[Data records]
#####
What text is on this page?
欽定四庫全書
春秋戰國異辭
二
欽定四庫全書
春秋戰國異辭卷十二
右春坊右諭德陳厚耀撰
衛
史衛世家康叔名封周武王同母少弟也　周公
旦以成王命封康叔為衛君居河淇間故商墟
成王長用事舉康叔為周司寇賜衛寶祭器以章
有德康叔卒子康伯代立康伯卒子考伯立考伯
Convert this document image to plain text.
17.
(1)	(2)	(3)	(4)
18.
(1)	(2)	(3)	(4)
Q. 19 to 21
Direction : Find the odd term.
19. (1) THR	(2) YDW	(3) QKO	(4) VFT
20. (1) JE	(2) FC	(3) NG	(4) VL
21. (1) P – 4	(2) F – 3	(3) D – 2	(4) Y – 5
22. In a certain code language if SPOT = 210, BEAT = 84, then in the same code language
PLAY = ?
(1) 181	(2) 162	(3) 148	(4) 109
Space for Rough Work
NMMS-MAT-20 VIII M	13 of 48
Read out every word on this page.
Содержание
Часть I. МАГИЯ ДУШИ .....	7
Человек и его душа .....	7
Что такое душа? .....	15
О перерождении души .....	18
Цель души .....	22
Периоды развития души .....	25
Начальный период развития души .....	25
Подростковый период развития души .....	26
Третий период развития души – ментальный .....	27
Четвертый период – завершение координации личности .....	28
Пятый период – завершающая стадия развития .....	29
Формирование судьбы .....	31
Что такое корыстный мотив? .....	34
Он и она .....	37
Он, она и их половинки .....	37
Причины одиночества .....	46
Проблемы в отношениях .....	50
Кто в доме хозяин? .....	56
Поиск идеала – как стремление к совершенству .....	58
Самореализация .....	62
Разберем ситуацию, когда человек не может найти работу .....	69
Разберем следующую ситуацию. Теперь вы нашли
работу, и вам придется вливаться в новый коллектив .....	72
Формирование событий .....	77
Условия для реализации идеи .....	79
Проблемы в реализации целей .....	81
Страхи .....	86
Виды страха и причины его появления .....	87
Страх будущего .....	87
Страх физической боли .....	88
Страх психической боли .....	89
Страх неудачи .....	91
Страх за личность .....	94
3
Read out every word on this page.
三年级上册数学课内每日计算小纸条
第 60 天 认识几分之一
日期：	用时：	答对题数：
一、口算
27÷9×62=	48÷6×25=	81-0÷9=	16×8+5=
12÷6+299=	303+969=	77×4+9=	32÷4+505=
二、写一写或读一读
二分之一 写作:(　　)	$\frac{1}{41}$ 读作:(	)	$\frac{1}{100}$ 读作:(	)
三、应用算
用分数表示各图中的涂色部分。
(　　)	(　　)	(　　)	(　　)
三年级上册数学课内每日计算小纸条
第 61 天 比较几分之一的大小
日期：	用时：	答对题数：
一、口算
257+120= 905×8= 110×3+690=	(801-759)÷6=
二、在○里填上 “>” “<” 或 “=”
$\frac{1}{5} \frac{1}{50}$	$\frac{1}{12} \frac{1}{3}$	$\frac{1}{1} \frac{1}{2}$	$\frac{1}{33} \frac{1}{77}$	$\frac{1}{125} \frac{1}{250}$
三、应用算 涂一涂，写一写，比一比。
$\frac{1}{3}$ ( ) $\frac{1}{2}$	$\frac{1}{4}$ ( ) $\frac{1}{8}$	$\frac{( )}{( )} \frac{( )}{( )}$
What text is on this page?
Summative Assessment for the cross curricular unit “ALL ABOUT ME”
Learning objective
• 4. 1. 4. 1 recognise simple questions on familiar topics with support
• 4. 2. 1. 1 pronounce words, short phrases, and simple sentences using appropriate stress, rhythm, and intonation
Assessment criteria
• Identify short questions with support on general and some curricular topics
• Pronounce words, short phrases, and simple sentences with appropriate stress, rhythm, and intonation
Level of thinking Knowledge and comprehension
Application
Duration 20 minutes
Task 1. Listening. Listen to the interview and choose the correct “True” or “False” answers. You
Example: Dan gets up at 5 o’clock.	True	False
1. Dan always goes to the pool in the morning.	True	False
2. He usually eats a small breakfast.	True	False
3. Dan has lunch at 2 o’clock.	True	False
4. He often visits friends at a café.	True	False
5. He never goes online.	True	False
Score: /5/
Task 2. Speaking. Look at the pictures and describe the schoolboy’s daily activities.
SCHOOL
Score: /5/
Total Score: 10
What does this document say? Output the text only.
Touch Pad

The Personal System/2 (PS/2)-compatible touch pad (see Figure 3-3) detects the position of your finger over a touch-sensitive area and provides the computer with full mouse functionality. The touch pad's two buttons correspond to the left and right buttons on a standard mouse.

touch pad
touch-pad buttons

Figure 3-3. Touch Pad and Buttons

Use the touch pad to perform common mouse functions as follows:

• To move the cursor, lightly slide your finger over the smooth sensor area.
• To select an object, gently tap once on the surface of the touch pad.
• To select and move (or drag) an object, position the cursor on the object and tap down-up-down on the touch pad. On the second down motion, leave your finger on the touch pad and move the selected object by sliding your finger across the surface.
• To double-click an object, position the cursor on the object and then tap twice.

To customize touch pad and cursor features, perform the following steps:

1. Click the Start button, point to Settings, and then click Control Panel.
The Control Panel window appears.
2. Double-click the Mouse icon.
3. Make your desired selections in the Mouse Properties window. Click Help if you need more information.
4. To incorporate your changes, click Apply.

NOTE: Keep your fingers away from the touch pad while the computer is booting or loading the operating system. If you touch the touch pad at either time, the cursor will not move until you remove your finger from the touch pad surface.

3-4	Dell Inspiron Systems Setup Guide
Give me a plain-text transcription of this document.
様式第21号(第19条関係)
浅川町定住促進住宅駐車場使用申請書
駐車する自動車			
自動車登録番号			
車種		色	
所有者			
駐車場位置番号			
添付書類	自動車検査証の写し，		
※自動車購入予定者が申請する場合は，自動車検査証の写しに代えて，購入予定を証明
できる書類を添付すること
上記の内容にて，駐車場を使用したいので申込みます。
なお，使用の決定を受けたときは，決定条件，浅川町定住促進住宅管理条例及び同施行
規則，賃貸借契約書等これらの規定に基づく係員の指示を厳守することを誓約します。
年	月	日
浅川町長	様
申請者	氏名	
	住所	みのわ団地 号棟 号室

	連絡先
#####
INSTRUCTIONS TO FOLLOW :: Where a line in the material above holds "Формирование", copy that line.

COMPLETED EXERCISE ::
Формирование судьбы .....	31
Формирование событий .....	77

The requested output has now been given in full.